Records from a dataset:
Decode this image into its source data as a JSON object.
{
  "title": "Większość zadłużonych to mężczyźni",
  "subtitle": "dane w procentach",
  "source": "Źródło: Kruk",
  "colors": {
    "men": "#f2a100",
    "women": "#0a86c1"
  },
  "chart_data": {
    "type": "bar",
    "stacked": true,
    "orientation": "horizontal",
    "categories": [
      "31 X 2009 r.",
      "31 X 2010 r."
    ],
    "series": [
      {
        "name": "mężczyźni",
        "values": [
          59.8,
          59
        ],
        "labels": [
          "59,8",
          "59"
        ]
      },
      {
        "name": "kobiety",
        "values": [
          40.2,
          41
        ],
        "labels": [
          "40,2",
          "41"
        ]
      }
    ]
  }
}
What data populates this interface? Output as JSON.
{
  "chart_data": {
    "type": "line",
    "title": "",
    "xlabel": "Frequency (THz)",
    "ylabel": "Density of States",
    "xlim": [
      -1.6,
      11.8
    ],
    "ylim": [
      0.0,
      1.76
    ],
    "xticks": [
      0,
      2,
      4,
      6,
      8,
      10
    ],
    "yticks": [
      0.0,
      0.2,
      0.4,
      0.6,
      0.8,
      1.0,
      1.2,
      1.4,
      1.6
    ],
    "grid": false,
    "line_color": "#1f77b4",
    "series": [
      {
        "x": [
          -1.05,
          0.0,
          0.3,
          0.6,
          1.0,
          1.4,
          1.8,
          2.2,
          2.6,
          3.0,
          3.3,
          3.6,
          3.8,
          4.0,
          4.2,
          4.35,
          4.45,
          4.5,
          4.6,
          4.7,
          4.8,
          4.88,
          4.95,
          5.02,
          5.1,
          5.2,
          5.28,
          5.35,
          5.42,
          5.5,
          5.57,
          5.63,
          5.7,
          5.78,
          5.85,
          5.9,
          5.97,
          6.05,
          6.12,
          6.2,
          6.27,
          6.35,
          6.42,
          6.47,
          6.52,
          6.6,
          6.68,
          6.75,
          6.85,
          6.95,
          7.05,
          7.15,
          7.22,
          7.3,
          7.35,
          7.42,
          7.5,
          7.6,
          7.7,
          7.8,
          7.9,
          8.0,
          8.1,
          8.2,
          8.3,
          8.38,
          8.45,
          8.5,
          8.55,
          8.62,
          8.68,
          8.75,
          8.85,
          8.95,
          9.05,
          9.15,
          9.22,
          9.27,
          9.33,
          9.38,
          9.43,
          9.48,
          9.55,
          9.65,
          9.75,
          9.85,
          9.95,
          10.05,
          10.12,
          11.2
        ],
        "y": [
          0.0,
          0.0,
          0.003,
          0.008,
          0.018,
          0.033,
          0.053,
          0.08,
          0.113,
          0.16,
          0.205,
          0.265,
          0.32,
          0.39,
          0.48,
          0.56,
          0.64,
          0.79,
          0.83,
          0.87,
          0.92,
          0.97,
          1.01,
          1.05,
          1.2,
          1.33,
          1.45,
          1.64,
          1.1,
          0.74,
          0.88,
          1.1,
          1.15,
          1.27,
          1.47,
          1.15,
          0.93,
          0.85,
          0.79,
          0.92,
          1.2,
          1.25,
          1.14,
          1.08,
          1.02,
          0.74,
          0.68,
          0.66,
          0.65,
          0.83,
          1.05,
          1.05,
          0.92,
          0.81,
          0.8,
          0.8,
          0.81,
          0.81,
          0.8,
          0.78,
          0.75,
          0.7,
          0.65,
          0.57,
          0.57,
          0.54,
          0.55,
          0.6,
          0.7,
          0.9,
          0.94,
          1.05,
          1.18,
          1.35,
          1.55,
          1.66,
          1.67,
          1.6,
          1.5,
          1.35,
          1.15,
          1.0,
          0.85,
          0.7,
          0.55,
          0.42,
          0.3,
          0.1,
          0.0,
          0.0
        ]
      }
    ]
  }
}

--- Problem description ---
Return each line of the listing that holds the string "JSON".

--- In response ---
Decode this image into its source data as a JSON object.
What data populates this interface? Output as JSON.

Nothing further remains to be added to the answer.